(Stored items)
▼
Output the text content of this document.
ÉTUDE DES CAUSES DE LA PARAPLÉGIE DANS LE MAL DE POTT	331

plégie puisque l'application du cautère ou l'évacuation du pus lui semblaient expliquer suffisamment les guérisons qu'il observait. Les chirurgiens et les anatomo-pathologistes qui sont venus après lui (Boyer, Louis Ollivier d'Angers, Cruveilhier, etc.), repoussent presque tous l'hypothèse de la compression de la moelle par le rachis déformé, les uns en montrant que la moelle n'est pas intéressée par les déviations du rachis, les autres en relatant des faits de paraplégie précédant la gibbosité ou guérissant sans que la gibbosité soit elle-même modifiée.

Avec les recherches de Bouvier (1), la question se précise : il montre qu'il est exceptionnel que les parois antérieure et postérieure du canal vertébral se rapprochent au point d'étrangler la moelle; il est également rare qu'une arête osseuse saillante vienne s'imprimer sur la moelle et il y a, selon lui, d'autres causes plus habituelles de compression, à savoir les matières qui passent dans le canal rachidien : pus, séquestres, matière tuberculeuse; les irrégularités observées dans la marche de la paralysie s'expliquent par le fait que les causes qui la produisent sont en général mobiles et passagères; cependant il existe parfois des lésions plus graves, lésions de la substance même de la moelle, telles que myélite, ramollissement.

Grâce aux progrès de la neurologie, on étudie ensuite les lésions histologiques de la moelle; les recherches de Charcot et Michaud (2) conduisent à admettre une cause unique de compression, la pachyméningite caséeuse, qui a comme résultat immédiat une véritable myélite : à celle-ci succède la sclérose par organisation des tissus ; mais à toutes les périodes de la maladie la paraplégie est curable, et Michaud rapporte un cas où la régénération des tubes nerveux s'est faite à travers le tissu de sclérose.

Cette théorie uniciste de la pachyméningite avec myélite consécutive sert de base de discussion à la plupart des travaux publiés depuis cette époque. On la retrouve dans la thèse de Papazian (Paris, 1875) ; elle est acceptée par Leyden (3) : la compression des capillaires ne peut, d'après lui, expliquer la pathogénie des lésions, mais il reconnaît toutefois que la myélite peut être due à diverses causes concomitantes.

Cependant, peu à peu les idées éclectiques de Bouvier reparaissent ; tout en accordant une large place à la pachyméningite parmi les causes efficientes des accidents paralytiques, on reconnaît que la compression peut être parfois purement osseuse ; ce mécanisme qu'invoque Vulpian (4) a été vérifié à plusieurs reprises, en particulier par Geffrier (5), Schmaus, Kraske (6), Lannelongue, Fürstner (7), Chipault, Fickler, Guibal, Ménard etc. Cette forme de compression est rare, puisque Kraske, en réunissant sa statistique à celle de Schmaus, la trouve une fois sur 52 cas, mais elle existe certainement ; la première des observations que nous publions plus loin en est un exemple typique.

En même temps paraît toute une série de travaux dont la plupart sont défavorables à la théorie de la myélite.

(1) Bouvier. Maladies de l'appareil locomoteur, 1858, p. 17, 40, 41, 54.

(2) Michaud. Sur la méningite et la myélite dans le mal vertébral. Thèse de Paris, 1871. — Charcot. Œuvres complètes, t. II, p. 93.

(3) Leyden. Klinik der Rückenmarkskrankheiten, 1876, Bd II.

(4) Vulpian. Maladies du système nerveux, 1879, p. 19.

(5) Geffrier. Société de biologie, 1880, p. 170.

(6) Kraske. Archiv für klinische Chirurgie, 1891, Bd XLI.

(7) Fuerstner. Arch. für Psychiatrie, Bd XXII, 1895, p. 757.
▲
Copy the material above, line for line.

**Task output:**
Output the text content of this document.
ÉTUDE DES CAUSES DE LA PARAPLÉGIE DANS LE MAL DE POTT	331

plégie puisque l'application du cautère ou l'évacuation du pus lui semblaient expliquer suffisamment les guérisons qu'il observait. Les chirurgiens et les anatomo-pathologistes qui sont venus après lui (Boyer, Louis Ollivier d'Angers, Cruveilhier, etc.), repoussent presque tous l'hypothèse de la compression de la moelle par le rachis déformé, les uns en montrant que la moelle n'est pas intéressée par les déviations du rachis, les autres en relatant des faits de paraplégie précédant la gibbosité ou guérissant sans que la gibbosité soit elle-même modifiée.

Avec les recherches de Bouvier (1), la question se précise : il montre qu'il est exceptionnel que les parois antérieure et postérieure du canal vertébral se rapprochent au point d'étrangler la moelle; il est également rare qu'une arête osseuse saillante vienne s'imprimer sur la moelle et il y a, selon lui, d'autres causes plus habituelles de compression, à savoir les matières qui passent dans le canal rachidien : pus, séquestres, matière tuberculeuse; les irrégularités observées dans la marche de la paralysie s'expliquent par le fait que les causes qui la produisent sont en général mobiles et passagères; cependant il existe parfois des lésions plus graves, lésions de la substance même de la moelle, telles que myélite, ramollissement.

Grâce aux progrès de la neurologie, on étudie ensuite les lésions histologiques de la moelle; les recherches de Charcot et Michaud (2) conduisent à admettre une cause unique de compression, la pachyméningite caséeuse, qui a comme résultat immédiat une véritable myélite : à celle-ci succède la sclérose par organisation des tissus ; mais à toutes les périodes de la maladie la paraplégie est curable, et Michaud rapporte un cas où la régénération des tubes nerveux s'est faite à travers le tissu de sclérose.

Cette théorie uniciste de la pachyméningite avec myélite consécutive sert de base de discussion à la plupart des travaux publiés depuis cette époque. On la retrouve dans la thèse de Papazian (Paris, 1875) ; elle est acceptée par Leyden (3) : la compression des capillaires ne peut, d'après lui, expliquer la pathogénie des lésions, mais il reconnaît toutefois que la myélite peut être due à diverses causes concomitantes.

Cependant, peu à peu les idées éclectiques de Bouvier reparaissent ; tout en accordant une large place à la pachyméningite parmi les causes efficientes des accidents paralytiques, on reconnaît que la compression peut être parfois purement osseuse ; ce mécanisme qu'invoque Vulpian (4) a été vérifié à plusieurs reprises, en particulier par Geffrier (5), Schmaus, Kraske (6), Lannelongue, Fürstner (7), Chipault, Fickler, Guibal, Ménard etc. Cette forme de compression est rare, puisque Kraske, en réunissant sa statistique à celle de Schmaus, la trouve une fois sur 52 cas, mais elle existe certainement ; la première des observations que nous publions plus loin en est un exemple typique.

En même temps paraît toute une série de travaux dont la plupart sont défavorables à la théorie de la myélite.

(1) Bouvier. Maladies de l'appareil locomoteur, 1858, p. 17, 40, 41, 54.

(2) Michaud. Sur la méningite et la myélite dans le mal vertébral. Thèse de Paris, 1871. — Charcot. Œuvres complètes, t. II, p. 93.

(3) Leyden. Klinik der Rückenmarkskrankheiten, 1876, Bd II.

(4) Vulpian. Maladies du système nerveux, 1879, p. 19.

(5) Geffrier. Société de biologie, 1880, p. 170.

(6) Kraske. Archiv für klinische Chirurgie, 1891, Bd XLI.

(7) Fuerstner. Arch. für Psychiatrie, Bd XXII, 1895, p. 757.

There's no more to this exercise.